Task input:
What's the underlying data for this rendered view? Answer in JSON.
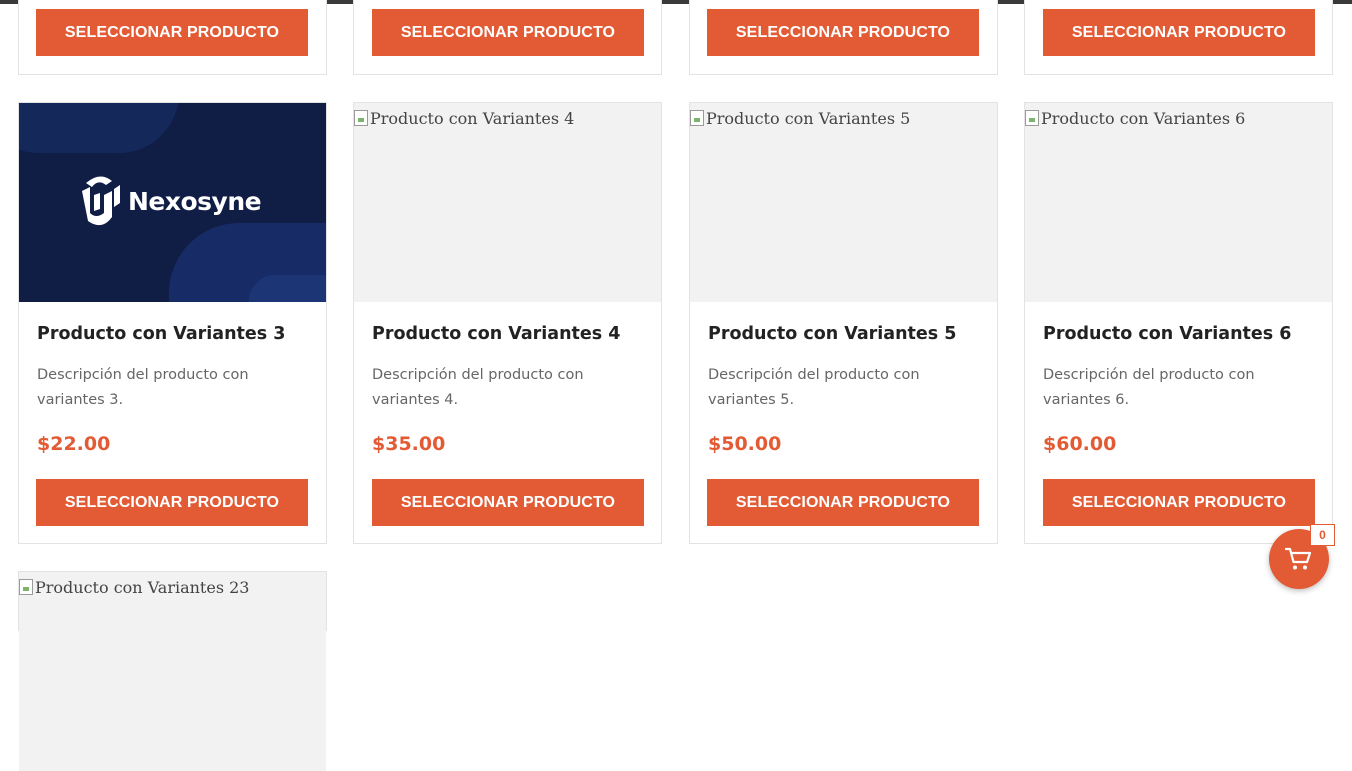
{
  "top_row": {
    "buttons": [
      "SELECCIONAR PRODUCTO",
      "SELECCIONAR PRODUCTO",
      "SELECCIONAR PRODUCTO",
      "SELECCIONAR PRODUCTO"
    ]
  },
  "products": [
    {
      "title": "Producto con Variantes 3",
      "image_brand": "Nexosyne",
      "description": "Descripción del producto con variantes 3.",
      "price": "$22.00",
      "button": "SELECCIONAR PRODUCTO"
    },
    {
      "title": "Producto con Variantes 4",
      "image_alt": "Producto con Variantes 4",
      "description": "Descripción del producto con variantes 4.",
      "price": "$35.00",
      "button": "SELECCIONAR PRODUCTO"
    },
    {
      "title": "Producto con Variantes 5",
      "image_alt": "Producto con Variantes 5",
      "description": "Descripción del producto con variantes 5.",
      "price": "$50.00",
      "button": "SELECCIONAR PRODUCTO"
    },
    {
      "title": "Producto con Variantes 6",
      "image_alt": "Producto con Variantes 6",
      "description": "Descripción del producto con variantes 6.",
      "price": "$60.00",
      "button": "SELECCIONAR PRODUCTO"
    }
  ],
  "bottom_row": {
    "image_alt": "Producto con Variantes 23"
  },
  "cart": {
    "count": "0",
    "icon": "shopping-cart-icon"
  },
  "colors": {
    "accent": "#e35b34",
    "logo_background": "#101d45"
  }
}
--
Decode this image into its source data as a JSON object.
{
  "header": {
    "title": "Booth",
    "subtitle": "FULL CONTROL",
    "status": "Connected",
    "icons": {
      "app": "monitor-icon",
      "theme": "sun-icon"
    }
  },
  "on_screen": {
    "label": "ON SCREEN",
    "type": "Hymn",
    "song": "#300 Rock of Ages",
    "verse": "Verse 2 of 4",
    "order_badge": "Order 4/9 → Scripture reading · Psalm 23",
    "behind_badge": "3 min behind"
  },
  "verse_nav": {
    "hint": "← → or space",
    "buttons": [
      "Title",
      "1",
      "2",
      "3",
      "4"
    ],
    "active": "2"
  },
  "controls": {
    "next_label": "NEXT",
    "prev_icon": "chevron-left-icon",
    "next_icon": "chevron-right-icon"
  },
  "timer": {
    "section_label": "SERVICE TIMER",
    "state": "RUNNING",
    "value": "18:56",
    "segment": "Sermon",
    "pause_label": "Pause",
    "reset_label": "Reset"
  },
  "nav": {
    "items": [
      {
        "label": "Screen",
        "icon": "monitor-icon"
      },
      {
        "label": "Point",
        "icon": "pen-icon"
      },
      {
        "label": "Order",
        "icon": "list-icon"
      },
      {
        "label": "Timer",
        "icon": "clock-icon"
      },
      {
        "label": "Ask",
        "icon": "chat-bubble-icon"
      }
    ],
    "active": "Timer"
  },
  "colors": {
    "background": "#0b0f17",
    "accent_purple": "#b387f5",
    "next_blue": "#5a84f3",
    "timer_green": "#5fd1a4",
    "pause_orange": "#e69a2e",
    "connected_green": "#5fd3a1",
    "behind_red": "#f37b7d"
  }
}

Task objective: Find the lines holding "data" and list every one.

Written reply:
What's the underlying data for this rendered view? Answer in JSON.
Decode this image into its source data as a JSON object.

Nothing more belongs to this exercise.